Ritratto d’autrice: Mary Jo Putney

Mary Jo PutneyIn occasione della recente uscita nella collana I Romanzi Oro di La donna di giada ( The China Bride ), pensiamo di farvi cosa gradita riproponendo qui di seguito l’intervista a Mary Jo Putney, originariamente pubblicata in appendice a Magia rubata ( Stolen Magic ) – Romanzi nr. 890, dicembre 2009.

Nata nello Stato di New York e da sempre lettrice compulsiva, Mary Jo Putney ha esordito come scrittrice nel 1987, dopo una carriera come disegnatrice grafica che l’ha portata a vivere anche in California e Inghilterra. Da allora ha pubblicato più di ventinove tra romanzi e racconti, perlopiù storici ma anche di genere fantasy e contemporaneo, riscuotendo sempre grandissimo successo di critica e di pubblico e ottenendo innumerevoli riconoscimenti, nazionali e internazionali, tra cui due premi RITA, due premi Romantic Times alla carriera e quattro Golden Leaf Awards.

------------------------------------------------------------

Consegna 1 >> Trasforma in un elenco puntato il paragrafo dell'articolo che comincia con «Nata nello Stato di New York», conservandone i fatti principali.
Consegna 2 >> Prosegui il ritratto di Mary Jo Putney a partire dalla sua ultima frase.

Materiale fornito >>
------------------------------------------------------------

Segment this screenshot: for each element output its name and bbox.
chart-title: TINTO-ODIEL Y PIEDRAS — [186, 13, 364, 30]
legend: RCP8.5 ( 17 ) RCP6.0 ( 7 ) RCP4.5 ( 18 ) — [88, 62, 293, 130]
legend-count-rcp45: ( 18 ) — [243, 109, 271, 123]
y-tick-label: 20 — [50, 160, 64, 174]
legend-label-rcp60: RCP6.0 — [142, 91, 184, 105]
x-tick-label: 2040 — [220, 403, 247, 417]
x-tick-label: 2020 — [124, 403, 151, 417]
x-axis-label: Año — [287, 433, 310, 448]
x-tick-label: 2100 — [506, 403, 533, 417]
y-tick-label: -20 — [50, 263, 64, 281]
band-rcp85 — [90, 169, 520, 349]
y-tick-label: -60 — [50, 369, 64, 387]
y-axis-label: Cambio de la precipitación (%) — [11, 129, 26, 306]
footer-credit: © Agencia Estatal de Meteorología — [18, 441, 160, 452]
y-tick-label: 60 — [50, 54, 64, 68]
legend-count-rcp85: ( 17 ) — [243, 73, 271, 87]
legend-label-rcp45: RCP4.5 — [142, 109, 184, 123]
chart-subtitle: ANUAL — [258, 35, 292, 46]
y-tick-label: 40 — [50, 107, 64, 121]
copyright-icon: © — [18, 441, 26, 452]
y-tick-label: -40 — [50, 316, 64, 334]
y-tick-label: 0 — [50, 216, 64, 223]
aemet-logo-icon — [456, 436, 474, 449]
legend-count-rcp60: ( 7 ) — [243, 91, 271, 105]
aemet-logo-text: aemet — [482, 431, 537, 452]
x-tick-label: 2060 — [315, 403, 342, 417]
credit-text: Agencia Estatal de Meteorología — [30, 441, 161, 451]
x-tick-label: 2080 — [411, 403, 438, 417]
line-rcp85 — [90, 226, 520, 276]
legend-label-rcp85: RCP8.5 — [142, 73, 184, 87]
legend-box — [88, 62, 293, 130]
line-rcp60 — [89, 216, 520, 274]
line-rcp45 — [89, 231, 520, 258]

------------------------------------------------------------

Risposta attesa 1 >>
- Mary Jo Putney è nata nello Stato di New York ed è sempre stata una lettrice compulsiva.
- Prima di scrivere ha lavorato come disegnatrice grafica, vivendo anche in California e in Inghilterra.
- Ha esordito come scrittrice nel 1987.
- Ha pubblicato più di ventinove tra romanzi e racconti, soprattutto storici ma anche fantasy e contemporanei.
- Ha ottenuto grande successo di critica e di pubblico.
- Ha ricevuto numerosi riconoscimenti nazionali e internazionali, tra cui due premi RITA, due premi Romantic Times alla carriera e quattro Golden Leaf Awards.

Risposta attesa 2 >>
La fama e i milioni di copie venduti in tutto il mondo rappresentano per Mary Jo un semplice corollario della sua dedizione alla scrittura, che non ha intaccato la sua modestia.
Amatissima dal pubblico per l’approfondimento psicologico dei suoi personaggi, la particolarità delle sue trame e l’originalità delle sue ambientazioni, Mary Jo vive attualmente a Baltimora con la famiglia, di cui fanno parte anche quattro splendidi felini, abbandonandola solo per seguire un’altra delle sue grandi passioni: viaggiare per il mondo.

Cara Mary Jo, siamo felici che tu abbia accettato di essere intervistata in occasione della pubblicazione di Magia rubata, con la speranza che per te sia un’esperienza piacevole venire in contatto con il pubblico italiano. Come ti senti, da scrittrice, a confrontarti con lettori stranieri non di lingua inglese?

Amo essere in contatto con i lettori non di lingua inglese! E spero sempre che le traduzioni siano buone.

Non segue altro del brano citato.